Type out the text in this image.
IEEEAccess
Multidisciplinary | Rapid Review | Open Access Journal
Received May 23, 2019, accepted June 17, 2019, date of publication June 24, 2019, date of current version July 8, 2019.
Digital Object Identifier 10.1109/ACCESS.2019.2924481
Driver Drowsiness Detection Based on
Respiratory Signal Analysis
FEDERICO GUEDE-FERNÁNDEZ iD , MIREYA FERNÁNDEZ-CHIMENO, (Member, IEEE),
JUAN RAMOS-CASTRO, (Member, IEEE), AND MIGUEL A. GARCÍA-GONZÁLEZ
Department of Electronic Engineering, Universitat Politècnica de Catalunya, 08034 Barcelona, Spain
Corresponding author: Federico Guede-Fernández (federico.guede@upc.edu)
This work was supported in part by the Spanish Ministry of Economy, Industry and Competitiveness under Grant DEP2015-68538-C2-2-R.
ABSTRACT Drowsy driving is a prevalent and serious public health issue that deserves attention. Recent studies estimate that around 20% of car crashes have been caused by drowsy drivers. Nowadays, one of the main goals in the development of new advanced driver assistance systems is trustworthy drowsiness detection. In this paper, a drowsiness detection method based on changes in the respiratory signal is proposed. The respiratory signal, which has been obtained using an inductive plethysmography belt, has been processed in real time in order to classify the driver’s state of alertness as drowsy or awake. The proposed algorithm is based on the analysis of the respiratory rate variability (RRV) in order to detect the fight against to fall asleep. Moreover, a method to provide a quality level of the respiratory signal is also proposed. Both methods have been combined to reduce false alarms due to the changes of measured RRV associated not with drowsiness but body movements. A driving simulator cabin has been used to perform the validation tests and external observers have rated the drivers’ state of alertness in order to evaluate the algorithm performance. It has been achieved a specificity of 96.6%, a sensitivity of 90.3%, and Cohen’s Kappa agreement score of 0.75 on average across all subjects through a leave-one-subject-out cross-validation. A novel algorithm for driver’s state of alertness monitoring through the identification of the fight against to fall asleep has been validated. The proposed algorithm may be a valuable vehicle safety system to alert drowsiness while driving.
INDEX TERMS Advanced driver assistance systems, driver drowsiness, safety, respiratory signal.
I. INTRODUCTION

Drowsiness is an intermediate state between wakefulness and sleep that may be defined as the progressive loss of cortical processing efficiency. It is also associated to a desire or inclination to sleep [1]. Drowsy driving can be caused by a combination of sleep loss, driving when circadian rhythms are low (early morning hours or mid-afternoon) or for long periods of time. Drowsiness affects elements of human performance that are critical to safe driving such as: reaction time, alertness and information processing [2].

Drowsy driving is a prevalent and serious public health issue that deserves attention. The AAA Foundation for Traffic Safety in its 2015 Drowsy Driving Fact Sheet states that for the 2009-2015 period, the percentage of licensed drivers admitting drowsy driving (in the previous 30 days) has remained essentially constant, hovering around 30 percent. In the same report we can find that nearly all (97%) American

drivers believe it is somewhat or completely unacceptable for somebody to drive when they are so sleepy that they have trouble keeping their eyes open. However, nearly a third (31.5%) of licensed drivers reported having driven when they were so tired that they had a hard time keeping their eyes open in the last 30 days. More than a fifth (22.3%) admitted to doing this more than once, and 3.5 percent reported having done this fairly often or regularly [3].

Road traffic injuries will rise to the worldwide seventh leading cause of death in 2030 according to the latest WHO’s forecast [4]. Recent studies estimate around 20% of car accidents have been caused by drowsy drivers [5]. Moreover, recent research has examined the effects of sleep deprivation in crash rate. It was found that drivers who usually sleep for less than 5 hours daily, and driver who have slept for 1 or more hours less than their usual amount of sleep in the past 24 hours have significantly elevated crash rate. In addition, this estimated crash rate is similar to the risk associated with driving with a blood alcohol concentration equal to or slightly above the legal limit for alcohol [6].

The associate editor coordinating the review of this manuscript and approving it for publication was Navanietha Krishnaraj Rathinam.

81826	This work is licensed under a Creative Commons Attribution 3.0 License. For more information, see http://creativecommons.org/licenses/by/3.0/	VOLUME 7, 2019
++++++
> _Given task_
Make an exact copy of every line in the data.

> _Output for this exercise_
Type out the text in this image.
IEEEAccess
Multidisciplinary | Rapid Review | Open Access Journal
Received May 23, 2019, accepted June 17, 2019, date of publication June 24, 2019, date of current version July 8, 2019.
Digital Object Identifier 10.1109/ACCESS.2019.2924481
Driver Drowsiness Detection Based on
Respiratory Signal Analysis
FEDERICO GUEDE-FERNÁNDEZ iD , MIREYA FERNÁNDEZ-CHIMENO, (Member, IEEE),
JUAN RAMOS-CASTRO, (Member, IEEE), AND MIGUEL A. GARCÍA-GONZÁLEZ
Department of Electronic Engineering, Universitat Politècnica de Catalunya, 08034 Barcelona, Spain
Corresponding author: Federico Guede-Fernández (federico.guede@upc.edu)
This work was supported in part by the Spanish Ministry of Economy, Industry and Competitiveness under Grant DEP2015-68538-C2-2-R.
ABSTRACT Drowsy driving is a prevalent and serious public health issue that deserves attention. Recent studies estimate that around 20% of car crashes have been caused by drowsy drivers. Nowadays, one of the main goals in the development of new advanced driver assistance systems is trustworthy drowsiness detection. In this paper, a drowsiness detection method based on changes in the respiratory signal is proposed. The respiratory signal, which has been obtained using an inductive plethysmography belt, has been processed in real time in order to classify the driver’s state of alertness as drowsy or awake. The proposed algorithm is based on the analysis of the respiratory rate variability (RRV) in order to detect the fight against to fall asleep. Moreover, a method to provide a quality level of the respiratory signal is also proposed. Both methods have been combined to reduce false alarms due to the changes of measured RRV associated not with drowsiness but body movements. A driving simulator cabin has been used to perform the validation tests and external observers have rated the drivers’ state of alertness in order to evaluate the algorithm performance. It has been achieved a specificity of 96.6%, a sensitivity of 90.3%, and Cohen’s Kappa agreement score of 0.75 on average across all subjects through a leave-one-subject-out cross-validation. A novel algorithm for driver’s state of alertness monitoring through the identification of the fight against to fall asleep has been validated. The proposed algorithm may be a valuable vehicle safety system to alert drowsiness while driving.
INDEX TERMS Advanced driver assistance systems, driver drowsiness, safety, respiratory signal.
I. INTRODUCTION

Drowsiness is an intermediate state between wakefulness and sleep that may be defined as the progressive loss of cortical processing efficiency. It is also associated to a desire or inclination to sleep [1]. Drowsy driving can be caused by a combination of sleep loss, driving when circadian rhythms are low (early morning hours or mid-afternoon) or for long periods of time. Drowsiness affects elements of human performance that are critical to safe driving such as: reaction time, alertness and information processing [2].

Drowsy driving is a prevalent and serious public health issue that deserves attention. The AAA Foundation for Traffic Safety in its 2015 Drowsy Driving Fact Sheet states that for the 2009-2015 period, the percentage of licensed drivers admitting drowsy driving (in the previous 30 days) has remained essentially constant, hovering around 30 percent. In the same report we can find that nearly all (97%) American

drivers believe it is somewhat or completely unacceptable for somebody to drive when they are so sleepy that they have trouble keeping their eyes open. However, nearly a third (31.5%) of licensed drivers reported having driven when they were so tired that they had a hard time keeping their eyes open in the last 30 days. More than a fifth (22.3%) admitted to doing this more than once, and 3.5 percent reported having done this fairly often or regularly [3].

Road traffic injuries will rise to the worldwide seventh leading cause of death in 2030 according to the latest WHO’s forecast [4]. Recent studies estimate around 20% of car accidents have been caused by drowsy drivers [5]. Moreover, recent research has examined the effects of sleep deprivation in crash rate. It was found that drivers who usually sleep for less than 5 hours daily, and driver who have slept for 1 or more hours less than their usual amount of sleep in the past 24 hours have significantly elevated crash rate. In addition, this estimated crash rate is similar to the risk associated with driving with a blood alcohol concentration equal to or slightly above the legal limit for alcohol [6].

The associate editor coordinating the review of this manuscript and approving it for publication was Navanietha Krishnaraj Rathinam.

81826	This work is licensed under a Creative Commons Attribution 3.0 License. For more information, see http://creativecommons.org/licenses/by/3.0/	VOLUME 7, 2019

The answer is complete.